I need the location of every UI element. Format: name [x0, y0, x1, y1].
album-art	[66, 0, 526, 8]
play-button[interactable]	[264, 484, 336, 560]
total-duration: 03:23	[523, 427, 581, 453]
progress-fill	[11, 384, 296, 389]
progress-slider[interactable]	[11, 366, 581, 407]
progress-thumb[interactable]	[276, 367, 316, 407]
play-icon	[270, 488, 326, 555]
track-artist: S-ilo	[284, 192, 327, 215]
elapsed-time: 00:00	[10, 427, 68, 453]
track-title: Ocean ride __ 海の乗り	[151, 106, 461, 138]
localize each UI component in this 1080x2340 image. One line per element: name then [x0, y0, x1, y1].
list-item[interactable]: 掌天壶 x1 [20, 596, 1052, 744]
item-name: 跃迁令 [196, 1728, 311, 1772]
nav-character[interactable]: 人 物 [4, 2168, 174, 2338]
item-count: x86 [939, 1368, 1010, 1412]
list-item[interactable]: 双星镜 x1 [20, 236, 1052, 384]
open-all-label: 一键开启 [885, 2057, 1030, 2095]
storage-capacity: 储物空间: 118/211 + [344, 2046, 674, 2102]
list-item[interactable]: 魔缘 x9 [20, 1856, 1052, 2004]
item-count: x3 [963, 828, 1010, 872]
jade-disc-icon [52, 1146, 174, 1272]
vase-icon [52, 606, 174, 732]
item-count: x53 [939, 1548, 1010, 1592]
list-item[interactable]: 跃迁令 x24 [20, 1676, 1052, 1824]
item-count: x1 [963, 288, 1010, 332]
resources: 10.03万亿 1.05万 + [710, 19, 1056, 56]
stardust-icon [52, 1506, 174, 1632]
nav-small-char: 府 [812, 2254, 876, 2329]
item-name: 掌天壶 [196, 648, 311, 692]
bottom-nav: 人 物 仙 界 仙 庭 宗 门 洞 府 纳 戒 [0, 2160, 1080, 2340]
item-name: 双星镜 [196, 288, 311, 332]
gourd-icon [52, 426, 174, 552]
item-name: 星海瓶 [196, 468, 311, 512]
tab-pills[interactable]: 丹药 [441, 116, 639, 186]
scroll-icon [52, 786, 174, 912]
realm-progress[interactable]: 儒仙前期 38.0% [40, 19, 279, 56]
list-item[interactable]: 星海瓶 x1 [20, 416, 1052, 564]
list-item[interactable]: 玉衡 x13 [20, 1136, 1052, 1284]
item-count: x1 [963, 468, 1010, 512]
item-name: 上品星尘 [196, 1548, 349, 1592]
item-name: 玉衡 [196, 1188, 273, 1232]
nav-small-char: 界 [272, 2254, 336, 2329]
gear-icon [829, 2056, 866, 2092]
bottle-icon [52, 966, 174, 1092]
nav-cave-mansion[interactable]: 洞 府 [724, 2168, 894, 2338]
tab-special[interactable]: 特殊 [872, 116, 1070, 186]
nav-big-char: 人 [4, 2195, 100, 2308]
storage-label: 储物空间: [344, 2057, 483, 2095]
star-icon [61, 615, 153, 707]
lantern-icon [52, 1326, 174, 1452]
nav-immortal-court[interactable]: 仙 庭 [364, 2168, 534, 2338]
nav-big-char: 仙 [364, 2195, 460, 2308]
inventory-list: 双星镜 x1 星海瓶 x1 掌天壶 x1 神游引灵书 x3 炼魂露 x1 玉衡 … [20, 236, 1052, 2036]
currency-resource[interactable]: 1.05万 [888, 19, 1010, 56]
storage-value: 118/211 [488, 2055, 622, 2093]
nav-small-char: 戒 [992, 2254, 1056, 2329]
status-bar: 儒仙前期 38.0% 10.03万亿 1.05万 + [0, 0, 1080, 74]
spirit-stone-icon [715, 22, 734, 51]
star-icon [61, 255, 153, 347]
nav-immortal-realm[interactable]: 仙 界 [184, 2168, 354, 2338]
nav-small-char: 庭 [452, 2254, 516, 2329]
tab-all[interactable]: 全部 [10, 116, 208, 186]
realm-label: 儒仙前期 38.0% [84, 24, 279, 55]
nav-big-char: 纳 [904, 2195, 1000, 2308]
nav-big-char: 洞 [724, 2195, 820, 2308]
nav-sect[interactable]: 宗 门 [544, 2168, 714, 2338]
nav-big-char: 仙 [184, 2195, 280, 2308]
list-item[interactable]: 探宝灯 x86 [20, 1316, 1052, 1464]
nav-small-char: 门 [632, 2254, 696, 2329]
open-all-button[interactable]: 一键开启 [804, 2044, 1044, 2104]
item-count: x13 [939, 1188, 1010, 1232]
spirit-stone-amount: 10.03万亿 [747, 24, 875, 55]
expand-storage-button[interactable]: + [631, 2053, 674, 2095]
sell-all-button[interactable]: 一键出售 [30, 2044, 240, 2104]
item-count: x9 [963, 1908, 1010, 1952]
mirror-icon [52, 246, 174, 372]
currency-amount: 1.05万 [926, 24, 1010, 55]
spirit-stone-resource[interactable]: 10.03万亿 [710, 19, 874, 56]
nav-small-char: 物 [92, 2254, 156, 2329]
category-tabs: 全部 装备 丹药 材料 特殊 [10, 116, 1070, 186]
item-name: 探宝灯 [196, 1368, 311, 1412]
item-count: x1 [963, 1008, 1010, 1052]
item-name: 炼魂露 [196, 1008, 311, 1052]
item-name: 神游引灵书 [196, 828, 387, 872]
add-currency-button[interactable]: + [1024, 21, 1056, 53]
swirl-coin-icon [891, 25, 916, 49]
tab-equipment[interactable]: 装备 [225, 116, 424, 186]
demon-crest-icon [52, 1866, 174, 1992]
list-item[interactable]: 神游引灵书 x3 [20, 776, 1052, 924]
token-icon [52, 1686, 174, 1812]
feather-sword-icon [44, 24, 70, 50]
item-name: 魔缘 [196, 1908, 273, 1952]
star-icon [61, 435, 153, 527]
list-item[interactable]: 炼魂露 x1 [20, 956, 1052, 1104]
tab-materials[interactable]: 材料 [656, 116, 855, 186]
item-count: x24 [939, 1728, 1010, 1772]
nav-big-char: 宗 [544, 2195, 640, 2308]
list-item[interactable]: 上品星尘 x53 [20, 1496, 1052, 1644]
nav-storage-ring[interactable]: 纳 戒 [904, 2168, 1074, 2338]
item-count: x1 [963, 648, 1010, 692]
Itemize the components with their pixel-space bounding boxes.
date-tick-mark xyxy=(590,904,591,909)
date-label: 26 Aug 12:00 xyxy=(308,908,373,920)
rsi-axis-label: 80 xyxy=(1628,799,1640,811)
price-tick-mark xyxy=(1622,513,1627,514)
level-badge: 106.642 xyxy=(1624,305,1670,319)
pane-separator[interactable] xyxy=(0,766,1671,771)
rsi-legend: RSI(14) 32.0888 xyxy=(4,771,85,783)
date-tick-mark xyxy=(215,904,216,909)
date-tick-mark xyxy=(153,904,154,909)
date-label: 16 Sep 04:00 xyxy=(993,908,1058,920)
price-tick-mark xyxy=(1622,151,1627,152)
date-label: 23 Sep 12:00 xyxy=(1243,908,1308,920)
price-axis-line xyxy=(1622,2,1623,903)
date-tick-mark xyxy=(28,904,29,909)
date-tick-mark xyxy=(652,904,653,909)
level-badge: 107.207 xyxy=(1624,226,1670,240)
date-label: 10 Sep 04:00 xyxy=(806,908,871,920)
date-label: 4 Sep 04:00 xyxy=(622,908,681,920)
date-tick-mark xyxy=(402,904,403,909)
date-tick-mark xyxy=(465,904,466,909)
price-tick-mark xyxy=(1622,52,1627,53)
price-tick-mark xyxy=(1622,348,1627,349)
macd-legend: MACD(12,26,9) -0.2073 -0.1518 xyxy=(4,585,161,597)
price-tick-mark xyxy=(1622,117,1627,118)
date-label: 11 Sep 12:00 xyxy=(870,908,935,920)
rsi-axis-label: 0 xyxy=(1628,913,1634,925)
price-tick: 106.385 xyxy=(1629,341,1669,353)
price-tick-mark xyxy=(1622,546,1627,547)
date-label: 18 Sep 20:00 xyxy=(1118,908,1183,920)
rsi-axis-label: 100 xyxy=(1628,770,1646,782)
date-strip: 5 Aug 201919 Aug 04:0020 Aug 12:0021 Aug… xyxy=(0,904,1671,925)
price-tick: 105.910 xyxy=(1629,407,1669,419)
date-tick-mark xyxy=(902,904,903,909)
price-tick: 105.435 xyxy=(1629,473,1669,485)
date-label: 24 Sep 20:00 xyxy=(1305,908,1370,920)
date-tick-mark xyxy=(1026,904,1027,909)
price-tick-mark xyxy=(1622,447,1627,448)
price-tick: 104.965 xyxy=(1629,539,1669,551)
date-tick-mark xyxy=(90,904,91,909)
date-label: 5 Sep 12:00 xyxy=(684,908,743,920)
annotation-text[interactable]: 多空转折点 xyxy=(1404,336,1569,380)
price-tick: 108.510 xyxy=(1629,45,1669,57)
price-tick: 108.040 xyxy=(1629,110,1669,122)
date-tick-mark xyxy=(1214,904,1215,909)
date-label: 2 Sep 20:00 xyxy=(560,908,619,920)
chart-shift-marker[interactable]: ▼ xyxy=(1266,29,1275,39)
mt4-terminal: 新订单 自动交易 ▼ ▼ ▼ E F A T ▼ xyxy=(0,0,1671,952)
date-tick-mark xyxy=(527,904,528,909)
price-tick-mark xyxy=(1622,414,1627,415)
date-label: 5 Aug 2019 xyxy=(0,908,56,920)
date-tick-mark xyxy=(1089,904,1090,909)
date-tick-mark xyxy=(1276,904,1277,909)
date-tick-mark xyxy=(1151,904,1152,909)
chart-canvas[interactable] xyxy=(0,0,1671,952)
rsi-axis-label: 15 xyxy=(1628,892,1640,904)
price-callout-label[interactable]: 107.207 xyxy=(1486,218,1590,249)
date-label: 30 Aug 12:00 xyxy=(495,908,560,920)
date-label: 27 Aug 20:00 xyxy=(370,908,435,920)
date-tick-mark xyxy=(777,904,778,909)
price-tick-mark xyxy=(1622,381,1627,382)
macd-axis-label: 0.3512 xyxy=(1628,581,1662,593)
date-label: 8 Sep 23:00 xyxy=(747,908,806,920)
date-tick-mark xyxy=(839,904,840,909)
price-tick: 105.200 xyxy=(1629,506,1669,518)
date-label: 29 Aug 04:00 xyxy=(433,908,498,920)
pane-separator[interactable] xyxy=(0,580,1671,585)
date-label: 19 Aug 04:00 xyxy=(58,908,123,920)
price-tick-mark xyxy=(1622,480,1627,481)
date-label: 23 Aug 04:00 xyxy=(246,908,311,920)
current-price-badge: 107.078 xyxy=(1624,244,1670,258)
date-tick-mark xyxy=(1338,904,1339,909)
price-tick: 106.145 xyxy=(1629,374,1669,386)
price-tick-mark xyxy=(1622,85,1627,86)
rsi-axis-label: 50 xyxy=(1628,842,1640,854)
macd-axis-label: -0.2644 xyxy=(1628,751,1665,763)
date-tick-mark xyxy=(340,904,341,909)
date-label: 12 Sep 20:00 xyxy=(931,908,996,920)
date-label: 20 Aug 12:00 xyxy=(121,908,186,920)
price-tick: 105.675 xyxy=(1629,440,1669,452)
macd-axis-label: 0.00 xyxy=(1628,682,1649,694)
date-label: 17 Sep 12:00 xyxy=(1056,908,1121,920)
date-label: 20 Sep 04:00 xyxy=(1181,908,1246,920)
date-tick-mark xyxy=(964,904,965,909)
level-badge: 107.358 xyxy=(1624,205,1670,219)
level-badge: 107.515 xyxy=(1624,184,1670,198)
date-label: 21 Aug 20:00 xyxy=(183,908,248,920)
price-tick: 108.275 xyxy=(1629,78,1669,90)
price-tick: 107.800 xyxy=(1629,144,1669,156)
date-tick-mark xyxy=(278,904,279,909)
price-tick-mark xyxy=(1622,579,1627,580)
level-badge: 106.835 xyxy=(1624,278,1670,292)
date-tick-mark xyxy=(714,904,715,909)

● ● ● ● ●

**PROBLEM DETAILS**
Copy the rows from the start through the line containing "track-title: Ocean ride", replacing "progress-slider" with "seek-bar" and leaving everything else unchanged.

**TASK OUTPUT**
I need the location of every UI element. Format: name [x0, y0, x1, y1].
album-art	[66, 0, 526, 8]
play-button[interactable]	[264, 484, 336, 560]
total-duration: 03:23	[523, 427, 581, 453]
progress-fill	[11, 384, 296, 389]
seek-bar[interactable]	[11, 366, 581, 407]
progress-thumb[interactable]	[276, 367, 316, 407]
play-icon	[270, 488, 326, 555]
track-artist: S-ilo	[284, 192, 327, 215]
elapsed-time: 00:00	[10, 427, 68, 453]
track-title: Ocean ride __ 海の乗り	[151, 106, 461, 138]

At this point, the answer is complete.